--- GIVEN INSTRUCTION ---
Every entry that follows should be reproduced exactly.

────────────────

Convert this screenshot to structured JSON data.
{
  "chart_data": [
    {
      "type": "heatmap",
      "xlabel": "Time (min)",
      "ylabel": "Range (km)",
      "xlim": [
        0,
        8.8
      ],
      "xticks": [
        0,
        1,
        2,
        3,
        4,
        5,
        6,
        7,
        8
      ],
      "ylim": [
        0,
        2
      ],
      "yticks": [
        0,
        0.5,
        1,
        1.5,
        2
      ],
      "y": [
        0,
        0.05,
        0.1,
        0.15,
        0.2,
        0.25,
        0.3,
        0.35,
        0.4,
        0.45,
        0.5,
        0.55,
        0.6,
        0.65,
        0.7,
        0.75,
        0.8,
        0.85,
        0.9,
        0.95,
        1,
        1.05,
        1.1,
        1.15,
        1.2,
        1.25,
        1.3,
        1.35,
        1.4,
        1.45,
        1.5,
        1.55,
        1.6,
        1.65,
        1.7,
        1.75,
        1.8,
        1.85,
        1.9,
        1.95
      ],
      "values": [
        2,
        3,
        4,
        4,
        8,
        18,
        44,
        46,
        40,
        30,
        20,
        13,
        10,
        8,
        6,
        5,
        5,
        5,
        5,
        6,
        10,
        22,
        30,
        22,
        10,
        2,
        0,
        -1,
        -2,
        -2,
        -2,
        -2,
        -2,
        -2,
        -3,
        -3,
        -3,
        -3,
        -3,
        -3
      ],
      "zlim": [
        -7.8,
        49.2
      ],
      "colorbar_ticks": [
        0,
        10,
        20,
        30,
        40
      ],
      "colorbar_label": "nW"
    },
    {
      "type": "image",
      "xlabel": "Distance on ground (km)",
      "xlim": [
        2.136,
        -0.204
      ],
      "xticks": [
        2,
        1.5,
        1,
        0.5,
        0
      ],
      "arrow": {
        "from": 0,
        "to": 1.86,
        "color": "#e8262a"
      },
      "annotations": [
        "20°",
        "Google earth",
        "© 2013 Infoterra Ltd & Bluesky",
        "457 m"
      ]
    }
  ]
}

────────────────

--- COMPLETE RESPONSE ---
Convert this screenshot to structured JSON data.
{
  "chart_data": [
    {
      "type": "heatmap",
      "xlabel": "Time (min)",
      "ylabel": "Range (km)",
      "xlim": [
        0,
        8.8
      ],
      "xticks": [
        0,
        1,
        2,
        3,
        4,
        5,
        6,
        7,
        8
      ],
      "ylim": [
        0,
        2
      ],
      "yticks": [
        0,
        0.5,
        1,
        1.5,
        2
      ],
      "y": [
        0,
        0.05,
        0.1,
        0.15,
        0.2,
        0.25,
        0.3,
        0.35,
        0.4,
        0.45,
        0.5,
        0.55,
        0.6,
        0.65,
        0.7,
        0.75,
        0.8,
        0.85,
        0.9,
        0.95,
        1,
        1.05,
        1.1,
        1.15,
        1.2,
        1.25,
        1.3,
        1.35,
        1.4,
        1.45,
        1.5,
        1.55,
        1.6,
        1.65,
        1.7,
        1.75,
        1.8,
        1.85,
        1.9,
        1.95
      ],
      "values": [
        2,
        3,
        4,
        4,
        8,
        18,
        44,
        46,
        40,
        30,
        20,
        13,
        10,
        8,
        6,
        5,
        5,
        5,
        5,
        6,
        10,
        22,
        30,
        22,
        10,
        2,
        0,
        -1,
        -2,
        -2,
        -2,
        -2,
        -2,
        -2,
        -3,
        -3,
        -3,
        -3,
        -3,
        -3
      ],
      "zlim": [
        -7.8,
        49.2
      ],
      "colorbar_ticks": [
        0,
        10,
        20,
        30,
        40
      ],
      "colorbar_label": "nW"
    },
    {
      "type": "image",
      "xlabel": "Distance on ground (km)",
      "xlim": [
        2.136,
        -0.204
      ],
      "xticks": [
        2,
        1.5,
        1,
        0.5,
        0
      ],
      "arrow": {
        "from": 0,
        "to": 1.86,
        "color": "#e8262a"
      },
      "annotations": [
        "20°",
        "Google earth",
        "© 2013 Infoterra Ltd & Bluesky",
        "457 m"
      ]
    }
  ]
}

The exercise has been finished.